▶ SHORT TASK: Reproduce all of the data exactly, with no line skipped.

Dataset rows about figures
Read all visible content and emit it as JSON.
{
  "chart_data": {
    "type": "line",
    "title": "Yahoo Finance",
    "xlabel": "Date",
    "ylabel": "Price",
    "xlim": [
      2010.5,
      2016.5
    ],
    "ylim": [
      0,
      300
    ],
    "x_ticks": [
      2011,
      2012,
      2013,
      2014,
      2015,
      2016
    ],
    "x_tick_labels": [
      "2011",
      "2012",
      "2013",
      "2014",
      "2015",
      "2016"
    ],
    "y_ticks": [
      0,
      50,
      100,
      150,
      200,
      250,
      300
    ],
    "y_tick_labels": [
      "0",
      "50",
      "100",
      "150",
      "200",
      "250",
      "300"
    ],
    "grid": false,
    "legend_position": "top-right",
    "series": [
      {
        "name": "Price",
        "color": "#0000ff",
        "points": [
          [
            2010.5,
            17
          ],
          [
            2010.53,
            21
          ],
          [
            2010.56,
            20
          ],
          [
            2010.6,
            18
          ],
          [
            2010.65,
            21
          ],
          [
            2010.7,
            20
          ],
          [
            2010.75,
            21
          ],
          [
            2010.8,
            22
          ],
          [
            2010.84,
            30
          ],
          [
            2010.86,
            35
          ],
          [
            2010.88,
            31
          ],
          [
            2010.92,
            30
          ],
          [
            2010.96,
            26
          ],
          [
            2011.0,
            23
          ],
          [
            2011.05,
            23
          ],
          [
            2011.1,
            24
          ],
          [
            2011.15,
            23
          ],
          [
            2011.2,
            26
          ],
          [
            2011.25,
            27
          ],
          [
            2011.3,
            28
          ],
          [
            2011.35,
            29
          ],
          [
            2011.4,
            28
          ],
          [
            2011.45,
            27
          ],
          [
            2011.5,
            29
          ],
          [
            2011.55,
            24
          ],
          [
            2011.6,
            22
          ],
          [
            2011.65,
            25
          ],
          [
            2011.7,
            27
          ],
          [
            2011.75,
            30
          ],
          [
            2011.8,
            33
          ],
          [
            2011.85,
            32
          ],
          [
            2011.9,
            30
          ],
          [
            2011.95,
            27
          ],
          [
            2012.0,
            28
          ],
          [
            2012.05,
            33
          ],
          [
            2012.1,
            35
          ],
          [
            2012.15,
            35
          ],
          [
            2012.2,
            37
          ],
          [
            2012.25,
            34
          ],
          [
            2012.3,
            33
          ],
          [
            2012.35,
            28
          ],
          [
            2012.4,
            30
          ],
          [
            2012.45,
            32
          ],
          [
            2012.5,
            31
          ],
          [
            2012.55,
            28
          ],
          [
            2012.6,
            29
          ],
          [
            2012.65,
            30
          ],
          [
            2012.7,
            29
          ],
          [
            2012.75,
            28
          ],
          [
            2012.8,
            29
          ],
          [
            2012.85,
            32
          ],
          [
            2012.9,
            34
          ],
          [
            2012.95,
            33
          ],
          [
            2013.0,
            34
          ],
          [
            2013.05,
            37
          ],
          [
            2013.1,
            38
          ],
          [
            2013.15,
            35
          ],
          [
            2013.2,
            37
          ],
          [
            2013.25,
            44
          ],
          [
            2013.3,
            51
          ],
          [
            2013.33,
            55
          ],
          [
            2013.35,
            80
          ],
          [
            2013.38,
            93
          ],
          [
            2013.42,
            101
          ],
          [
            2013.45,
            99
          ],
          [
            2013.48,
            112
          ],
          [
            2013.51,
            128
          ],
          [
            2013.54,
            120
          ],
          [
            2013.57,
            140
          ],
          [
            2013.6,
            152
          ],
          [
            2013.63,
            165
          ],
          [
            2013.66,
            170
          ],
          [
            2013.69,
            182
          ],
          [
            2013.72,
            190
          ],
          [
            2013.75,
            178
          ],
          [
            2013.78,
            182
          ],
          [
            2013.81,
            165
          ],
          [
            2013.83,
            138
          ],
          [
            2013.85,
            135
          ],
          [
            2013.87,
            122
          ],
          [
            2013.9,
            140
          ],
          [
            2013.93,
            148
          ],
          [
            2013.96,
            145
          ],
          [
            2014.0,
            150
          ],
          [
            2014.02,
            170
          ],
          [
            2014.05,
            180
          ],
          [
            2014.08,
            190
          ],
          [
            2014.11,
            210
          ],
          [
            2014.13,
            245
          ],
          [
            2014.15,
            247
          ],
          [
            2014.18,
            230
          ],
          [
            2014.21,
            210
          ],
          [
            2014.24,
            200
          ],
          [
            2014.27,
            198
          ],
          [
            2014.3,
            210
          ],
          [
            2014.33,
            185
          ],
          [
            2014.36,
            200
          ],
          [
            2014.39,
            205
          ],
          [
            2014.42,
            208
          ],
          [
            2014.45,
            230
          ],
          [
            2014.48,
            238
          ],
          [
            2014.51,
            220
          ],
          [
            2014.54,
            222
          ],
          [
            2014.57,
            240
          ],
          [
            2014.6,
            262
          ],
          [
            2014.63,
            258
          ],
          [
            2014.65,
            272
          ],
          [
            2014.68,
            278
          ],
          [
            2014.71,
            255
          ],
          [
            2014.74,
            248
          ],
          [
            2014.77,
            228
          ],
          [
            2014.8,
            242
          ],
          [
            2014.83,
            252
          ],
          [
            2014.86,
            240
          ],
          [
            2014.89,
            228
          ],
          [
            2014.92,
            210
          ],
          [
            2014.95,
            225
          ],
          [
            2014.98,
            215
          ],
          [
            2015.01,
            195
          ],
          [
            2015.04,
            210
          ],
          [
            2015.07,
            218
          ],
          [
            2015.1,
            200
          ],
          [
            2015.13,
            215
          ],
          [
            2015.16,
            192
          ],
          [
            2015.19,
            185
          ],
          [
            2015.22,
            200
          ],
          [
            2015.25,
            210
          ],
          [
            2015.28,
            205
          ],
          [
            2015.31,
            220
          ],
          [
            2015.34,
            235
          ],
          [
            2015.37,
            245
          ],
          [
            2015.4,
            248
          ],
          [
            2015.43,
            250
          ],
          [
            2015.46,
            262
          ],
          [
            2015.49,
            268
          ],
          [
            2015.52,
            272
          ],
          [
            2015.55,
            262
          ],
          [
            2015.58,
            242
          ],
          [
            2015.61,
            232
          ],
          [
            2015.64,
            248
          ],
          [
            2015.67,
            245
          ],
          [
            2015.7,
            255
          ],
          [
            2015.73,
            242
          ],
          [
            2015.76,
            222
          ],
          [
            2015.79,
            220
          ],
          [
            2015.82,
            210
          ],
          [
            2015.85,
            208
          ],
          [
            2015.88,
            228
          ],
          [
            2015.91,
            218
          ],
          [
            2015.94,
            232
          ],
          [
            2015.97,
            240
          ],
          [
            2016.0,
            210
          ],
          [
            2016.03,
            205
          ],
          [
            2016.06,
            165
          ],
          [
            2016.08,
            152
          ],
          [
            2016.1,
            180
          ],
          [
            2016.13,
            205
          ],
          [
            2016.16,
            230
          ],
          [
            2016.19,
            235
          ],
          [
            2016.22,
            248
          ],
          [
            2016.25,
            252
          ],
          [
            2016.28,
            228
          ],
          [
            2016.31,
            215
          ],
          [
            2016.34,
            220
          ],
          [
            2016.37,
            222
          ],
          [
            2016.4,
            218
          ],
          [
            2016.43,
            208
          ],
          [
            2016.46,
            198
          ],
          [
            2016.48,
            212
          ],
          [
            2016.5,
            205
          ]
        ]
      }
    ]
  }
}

▶ SOLUTION BELOW:
Read all visible content and emit it as JSON.
{
  "chart_data": {
    "type": "line",
    "title": "Yahoo Finance",
    "xlabel": "Date",
    "ylabel": "Price",
    "xlim": [
      2010.5,
      2016.5
    ],
    "ylim": [
      0,
      300
    ],
    "x_ticks": [
      2011,
      2012,
      2013,
      2014,
      2015,
      2016
    ],
    "x_tick_labels": [
      "2011",
      "2012",
      "2013",
      "2014",
      "2015",
      "2016"
    ],
    "y_ticks": [
      0,
      50,
      100,
      150,
      200,
      250,
      300
    ],
    "y_tick_labels": [
      "0",
      "50",
      "100",
      "150",
      "200",
      "250",
      "300"
    ],
    "grid": false,
    "legend_position": "top-right",
    "series": [
      {
        "name": "Price",
        "color": "#0000ff",
        "points": [
          [
            2010.5,
            17
          ],
          [
            2010.53,
            21
          ],
          [
            2010.56,
            20
          ],
          [
            2010.6,
            18
          ],
          [
            2010.65,
            21
          ],
          [
            2010.7,
            20
          ],
          [
            2010.75,
            21
          ],
          [
            2010.8,
            22
          ],
          [
            2010.84,
            30
          ],
          [
            2010.86,
            35
          ],
          [
            2010.88,
            31
          ],
          [
            2010.92,
            30
          ],
          [
            2010.96,
            26
          ],
          [
            2011.0,
            23
          ],
          [
            2011.05,
            23
          ],
          [
            2011.1,
            24
          ],
          [
            2011.15,
            23
          ],
          [
            2011.2,
            26
          ],
          [
            2011.25,
            27
          ],
          [
            2011.3,
            28
          ],
          [
            2011.35,
            29
          ],
          [
            2011.4,
            28
          ],
          [
            2011.45,
            27
          ],
          [
            2011.5,
            29
          ],
          [
            2011.55,
            24
          ],
          [
            2011.6,
            22
          ],
          [
            2011.65,
            25
          ],
          [
            2011.7,
            27
          ],
          [
            2011.75,
            30
          ],
          [
            2011.8,
            33
          ],
          [
            2011.85,
            32
          ],
          [
            2011.9,
            30
          ],
          [
            2011.95,
            27
          ],
          [
            2012.0,
            28
          ],
          [
            2012.05,
            33
          ],
          [
            2012.1,
            35
          ],
          [
            2012.15,
            35
          ],
          [
            2012.2,
            37
          ],
          [
            2012.25,
            34
          ],
          [
            2012.3,
            33
          ],
          [
            2012.35,
            28
          ],
          [
            2012.4,
            30
          ],
          [
            2012.45,
            32
          ],
          [
            2012.5,
            31
          ],
          [
            2012.55,
            28
          ],
          [
            2012.6,
            29
          ],
          [
            2012.65,
            30
          ],
          [
            2012.7,
            29
          ],
          [
            2012.75,
            28
          ],
          [
            2012.8,
            29
          ],
          [
            2012.85,
            32
          ],
          [
            2012.9,
            34
          ],
          [
            2012.95,
            33
          ],
          [
            2013.0,
            34
          ],
          [
            2013.05,
            37
          ],
          [
            2013.1,
            38
          ],
          [
            2013.15,
            35
          ],
          [
            2013.2,
            37
          ],
          [
            2013.25,
            44
          ],
          [
            2013.3,
            51
          ],
          [
            2013.33,
            55
          ],
          [
            2013.35,
            80
          ],
          [
            2013.38,
            93
          ],
          [
            2013.42,
            101
          ],
          [
            2013.45,
            99
          ],
          [
            2013.48,
            112
          ],
          [
            2013.51,
            128
          ],
          [
            2013.54,
            120
          ],
          [
            2013.57,
            140
          ],
          [
            2013.6,
            152
          ],
          [
            2013.63,
            165
          ],
          [
            2013.66,
            170
          ],
          [
            2013.69,
            182
          ],
          [
            2013.72,
            190
          ],
          [
            2013.75,
            178
          ],
          [
            2013.78,
            182
          ],
          [
            2013.81,
            165
          ],
          [
            2013.83,
            138
          ],
          [
            2013.85,
            135
          ],
          [
            2013.87,
            122
          ],
          [
            2013.9,
            140
          ],
          [
            2013.93,
            148
          ],
          [
            2013.96,
            145
          ],
          [
            2014.0,
            150
          ],
          [
            2014.02,
            170
          ],
          [
            2014.05,
            180
          ],
          [
            2014.08,
            190
          ],
          [
            2014.11,
            210
          ],
          [
            2014.13,
            245
          ],
          [
            2014.15,
            247
          ],
          [
            2014.18,
            230
          ],
          [
            2014.21,
            210
          ],
          [
            2014.24,
            200
          ],
          [
            2014.27,
            198
          ],
          [
            2014.3,
            210
          ],
          [
            2014.33,
            185
          ],
          [
            2014.36,
            200
          ],
          [
            2014.39,
            205
          ],
          [
            2014.42,
            208
          ],
          [
            2014.45,
            230
          ],
          [
            2014.48,
            238
          ],
          [
            2014.51,
            220
          ],
          [
            2014.54,
            222
          ],
          [
            2014.57,
            240
          ],
          [
            2014.6,
            262
          ],
          [
            2014.63,
            258
          ],
          [
            2014.65,
            272
          ],
          [
            2014.68,
            278
          ],
          [
            2014.71,
            255
          ],
          [
            2014.74,
            248
          ],
          [
            2014.77,
            228
          ],
          [
            2014.8,
            242
          ],
          [
            2014.83,
            252
          ],
          [
            2014.86,
            240
          ],
          [
            2014.89,
            228
          ],
          [
            2014.92,
            210
          ],
          [
            2014.95,
            225
          ],
          [
            2014.98,
            215
          ],
          [
            2015.01,
            195
          ],
          [
            2015.04,
            210
          ],
          [
            2015.07,
            218
          ],
          [
            2015.1,
            200
          ],
          [
            2015.13,
            215
          ],
          [
            2015.16,
            192
          ],
          [
            2015.19,
            185
          ],
          [
            2015.22,
            200
          ],
          [
            2015.25,
            210
          ],
          [
            2015.28,
            205
          ],
          [
            2015.31,
            220
          ],
          [
            2015.34,
            235
          ],
          [
            2015.37,
            245
          ],
          [
            2015.4,
            248
          ],
          [
            2015.43,
            250
          ],
          [
            2015.46,
            262
          ],
          [
            2015.49,
            268
          ],
          [
            2015.52,
            272
          ],
          [
            2015.55,
            262
          ],
          [
            2015.58,
            242
          ],
          [
            2015.61,
            232
          ],
          [
            2015.64,
            248
          ],
          [
            2015.67,
            245
          ],
          [
            2015.7,
            255
          ],
          [
            2015.73,
            242
          ],
          [
            2015.76,
            222
          ],
          [
            2015.79,
            220
          ],
          [
            2015.82,
            210
          ],
          [
            2015.85,
            208
          ],
          [
            2015.88,
            228
          ],
          [
            2015.91,
            218
          ],
          [
            2015.94,
            232
          ],
          [
            2015.97,
            240
          ],
          [
            2016.0,
            210
          ],
          [
            2016.03,
            205
          ],
          [
            2016.06,
            165
          ],
          [
            2016.08,
            152
          ],
          [
            2016.1,
            180
          ],
          [
            2016.13,
            205
          ],
          [
            2016.16,
            230
          ],
          [
            2016.19,
            235
          ],
          [
            2016.22,
            248
          ],
          [
            2016.25,
            252
          ],
          [
            2016.28,
            228
          ],
          [
            2016.31,
            215
          ],
          [
            2016.34,
            220
          ],
          [
            2016.37,
            222
          ],
          [
            2016.4,
            218
          ],
          [
            2016.43,
            208
          ],
          [
            2016.46,
            198
          ],
          [
            2016.48,
            212
          ],
          [
            2016.5,
            205
          ]
        ]
      }
    ]
  }
}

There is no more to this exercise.